(A run of records)
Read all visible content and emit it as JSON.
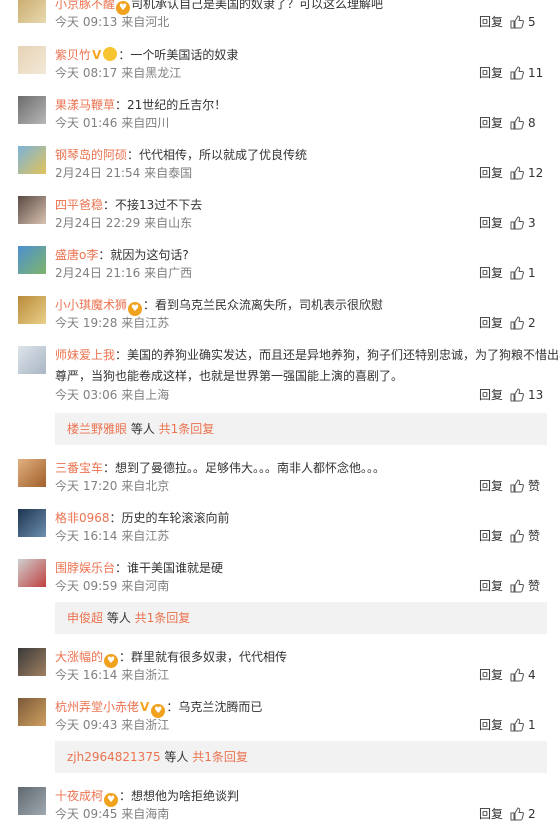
{
  "ui": {
    "reply": "回复",
    "more_replies": "条回复",
    "etc_people": "等人",
    "together": "共"
  },
  "comments": [
    {
      "user": "小京豚不醒",
      "text": "司机承认自己是美国的奴隶了？可以这么理解吧",
      "time": "今天 09:13 来自河北",
      "likes": "5",
      "avatar_colors": [
        "#c9a96a",
        "#e8d9b0"
      ]
    },
    {
      "user": "紫贝竹",
      "text": "：一个听美国话的奴隶",
      "time": "今天 08:17 来自黑龙江",
      "likes": "11",
      "avatar_colors": [
        "#e6d2b5",
        "#f3e9d8"
      ]
    },
    {
      "user": "果漾马鞭草",
      "text": "：21世纪的丘吉尔！",
      "time": "今天 01:46 来自四川",
      "likes": "8",
      "avatar_colors": [
        "#6c6c6c",
        "#b8b8b8"
      ]
    },
    {
      "user": "钢琴岛的阿硕",
      "text": "：代代相传，所以就成了优良传统",
      "time": "2月24日 21:54 来自泰国",
      "likes": "12",
      "avatar_colors": [
        "#7ab3d8",
        "#e3c35a"
      ]
    },
    {
      "user": "四平爸稳",
      "text": "：不接13过不下去",
      "time": "2月24日 22:29 来自山东",
      "likes": "3",
      "avatar_colors": [
        "#5a4a44",
        "#d9c2b0"
      ]
    },
    {
      "user": "盛唐o李",
      "text": "：就因为这句话?",
      "time": "2月24日 21:16 来自广西",
      "likes": "1",
      "avatar_colors": [
        "#4d8fd1",
        "#7fb56a"
      ]
    },
    {
      "user": "小小琪魔术狮",
      "text": "：看到乌克兰民众流离失所，司机表示很欣慰",
      "time": "今天 19:28 来自江苏",
      "likes": "2",
      "avatar_colors": [
        "#b98a3a",
        "#e9d08a"
      ]
    },
    {
      "user": "师妹爱上我",
      "text": "：美国的养狗业确实发达，而且还是异地养狗，狗子们还特别忠诚，为了狗粮不惜出卖",
      "text2": "尊严，当狗也能卷成这样，也就是世界第一强国能上演的喜剧了。",
      "time": "今天 03:06 来自上海",
      "likes": "13",
      "avatar_colors": [
        "#dde3ea",
        "#a9b6c4"
      ],
      "sub_reply_user": "楼兰野雅眼",
      "sub_reply_count": "1"
    },
    {
      "user": "三番宝车",
      "text": "：想到了曼德拉。。足够伟大。。。南非人都怀念他。。。",
      "time": "今天 17:20 来自北京",
      "likes": "赞",
      "avatar_colors": [
        "#e0b080",
        "#a0602a"
      ]
    },
    {
      "user": "格非0968",
      "text": "：历史的车轮滚滚向前",
      "time": "今天 16:14 来自江苏",
      "likes": "赞",
      "avatar_colors": [
        "#1d3550",
        "#6d8fb0"
      ]
    },
    {
      "user": "围脖娱乐台",
      "text": "：谁干美国谁就是硬",
      "time": "今天 09:59 来自河南",
      "likes": "赞",
      "avatar_colors": [
        "#d0d0d0",
        "#c04040"
      ],
      "sub_reply_user": "申俊超",
      "sub_reply_count": "1"
    },
    {
      "user": "大涨幅的",
      "text": "：群里就有很多奴隶，代代相传",
      "time": "今天 16:14 来自浙江",
      "likes": "4",
      "avatar_colors": [
        "#3a3a3a",
        "#a08060"
      ]
    },
    {
      "user": "杭州弄堂小赤佬",
      "text": "：乌克兰沈腾而已",
      "time": "今天 09:43 来自浙江",
      "likes": "1",
      "avatar_colors": [
        "#7a5a3a",
        "#d0a060"
      ],
      "sub_reply_user": "zjh2964821375",
      "sub_reply_count": "1"
    },
    {
      "user": "十夜成柯",
      "text": "：想想他为啥拒绝谈判",
      "time": "今天 09:45 来自海南",
      "likes": "2",
      "avatar_colors": [
        "#606870",
        "#a0a8b0"
      ]
    }
  ]
}
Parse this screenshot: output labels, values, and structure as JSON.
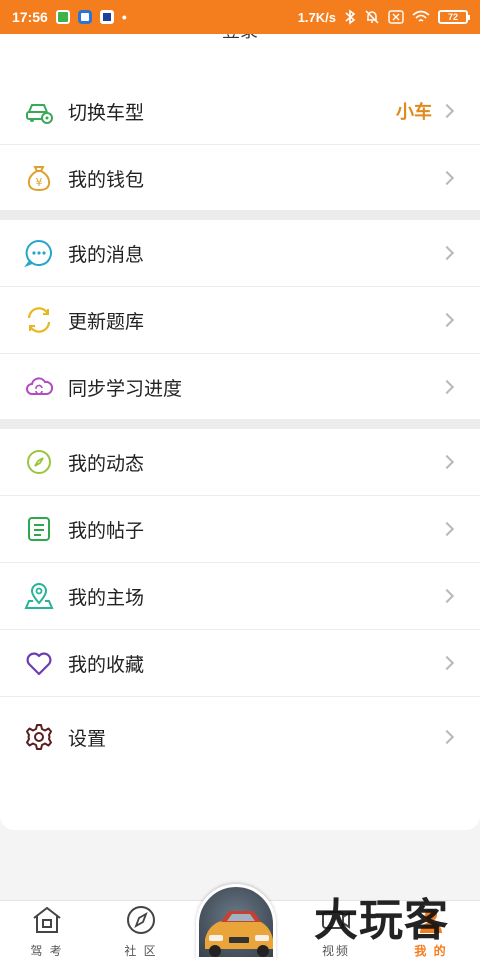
{
  "status_bar": {
    "time": "17:56",
    "dot": "•",
    "net_speed": "1.7K/s",
    "battery": "72"
  },
  "header": {
    "login_label": "登录"
  },
  "menu_groups": [
    [
      {
        "label": "切换车型",
        "value": "小车",
        "icon": "car-settings-icon"
      },
      {
        "label": "我的钱包",
        "icon": "money-bag-icon"
      }
    ],
    [
      {
        "label": "我的消息",
        "icon": "chat-bubble-icon"
      },
      {
        "label": "更新题库",
        "icon": "refresh-icon"
      },
      {
        "label": "同步学习进度",
        "icon": "cloud-sync-icon"
      }
    ],
    [
      {
        "label": "我的动态",
        "icon": "compass-icon"
      },
      {
        "label": "我的帖子",
        "icon": "document-icon"
      },
      {
        "label": "我的主场",
        "icon": "map-pin-icon"
      },
      {
        "label": "我的收藏",
        "icon": "heart-icon"
      },
      {
        "label": "设置",
        "icon": "gear-icon"
      }
    ]
  ],
  "bottom_nav": {
    "tabs": [
      {
        "label": "驾 考",
        "icon": "home-icon"
      },
      {
        "label": "社 区",
        "icon": "compass-icon"
      },
      {
        "label": "视频",
        "icon": "video-icon"
      },
      {
        "label": "我 的",
        "icon": "user-icon",
        "active": true
      }
    ]
  },
  "watermark": "大玩客",
  "colors": {
    "accent": "#f47d1e",
    "value_orange": "#e08a1e"
  }
}
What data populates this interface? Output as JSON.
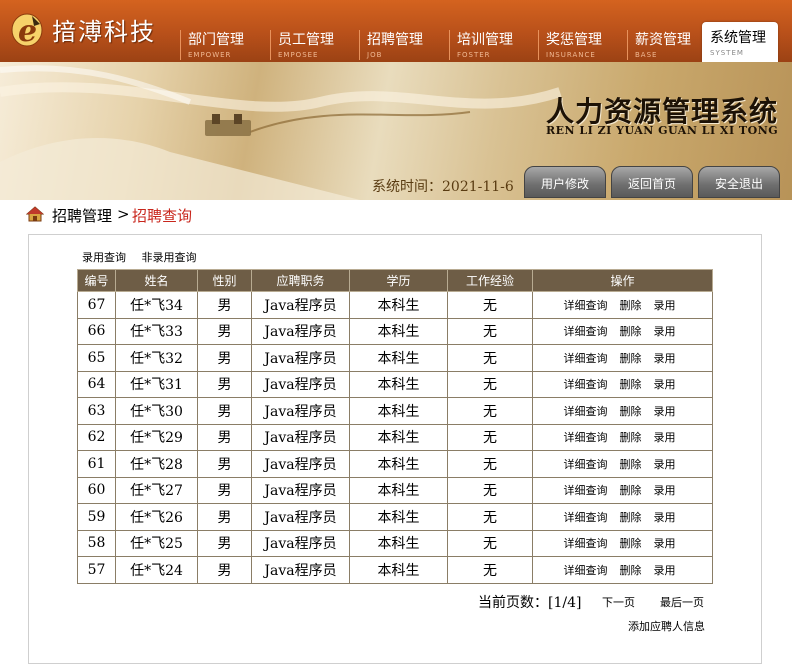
{
  "logo": {
    "text": "揞溥科技"
  },
  "nav": [
    {
      "zh": "部门管理",
      "en": "EMPOWER"
    },
    {
      "zh": "员工管理",
      "en": "EMPOSEE"
    },
    {
      "zh": "招聘管理",
      "en": "JOB"
    },
    {
      "zh": "培训管理",
      "en": "FOSTER"
    },
    {
      "zh": "奖惩管理",
      "en": "INSURANCE"
    },
    {
      "zh": "薪资管理",
      "en": "BASE"
    },
    {
      "zh": "系统管理",
      "en": "SYSTEM"
    }
  ],
  "banner": {
    "title": "人力资源管理系统",
    "subtitle": "REN LI ZI YUAN GUAN LI XI TONG",
    "time_label": "系统时间：",
    "time_value": "2021-11-6",
    "buttons": [
      "用户修改",
      "返回首页",
      "安全退出"
    ]
  },
  "breadcrumb": {
    "section": "招聘管理",
    "sep": ">",
    "page": "招聘查询"
  },
  "filters": [
    "录用查询",
    "非录用查询"
  ],
  "table": {
    "headers": [
      "编号",
      "姓名",
      "性别",
      "应聘职务",
      "学历",
      "工作经验",
      "操作"
    ],
    "rows": [
      {
        "id": "67",
        "name": "任*飞34",
        "gender": "男",
        "job": "Java程序员",
        "edu": "本科生",
        "exp": "无"
      },
      {
        "id": "66",
        "name": "任*飞33",
        "gender": "男",
        "job": "Java程序员",
        "edu": "本科生",
        "exp": "无"
      },
      {
        "id": "65",
        "name": "任*飞32",
        "gender": "男",
        "job": "Java程序员",
        "edu": "本科生",
        "exp": "无"
      },
      {
        "id": "64",
        "name": "任*飞31",
        "gender": "男",
        "job": "Java程序员",
        "edu": "本科生",
        "exp": "无"
      },
      {
        "id": "63",
        "name": "任*飞30",
        "gender": "男",
        "job": "Java程序员",
        "edu": "本科生",
        "exp": "无"
      },
      {
        "id": "62",
        "name": "任*飞29",
        "gender": "男",
        "job": "Java程序员",
        "edu": "本科生",
        "exp": "无"
      },
      {
        "id": "61",
        "name": "任*飞28",
        "gender": "男",
        "job": "Java程序员",
        "edu": "本科生",
        "exp": "无"
      },
      {
        "id": "60",
        "name": "任*飞27",
        "gender": "男",
        "job": "Java程序员",
        "edu": "本科生",
        "exp": "无"
      },
      {
        "id": "59",
        "name": "任*飞26",
        "gender": "男",
        "job": "Java程序员",
        "edu": "本科生",
        "exp": "无"
      },
      {
        "id": "58",
        "name": "任*飞25",
        "gender": "男",
        "job": "Java程序员",
        "edu": "本科生",
        "exp": "无"
      },
      {
        "id": "57",
        "name": "任*飞24",
        "gender": "男",
        "job": "Java程序员",
        "edu": "本科生",
        "exp": "无"
      }
    ],
    "actions": [
      "详细查询",
      "删除",
      "录用"
    ]
  },
  "pager": {
    "label": "当前页数：",
    "value": "[1/4]",
    "next": "下一页",
    "last": "最后一页"
  },
  "add_link": "添加应聘人信息",
  "colors": {
    "header": "#b8501a",
    "table_header": "#6e5d46",
    "crumb_active": "#c8261c"
  }
}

◆ Task description ◆
Scan the records above for the string "this", then report every line that contains it.

◆ Correct result ◆
Parse this screenshot: output labels, values, and structure as JSON.
What data populates this interface? Output as JSON.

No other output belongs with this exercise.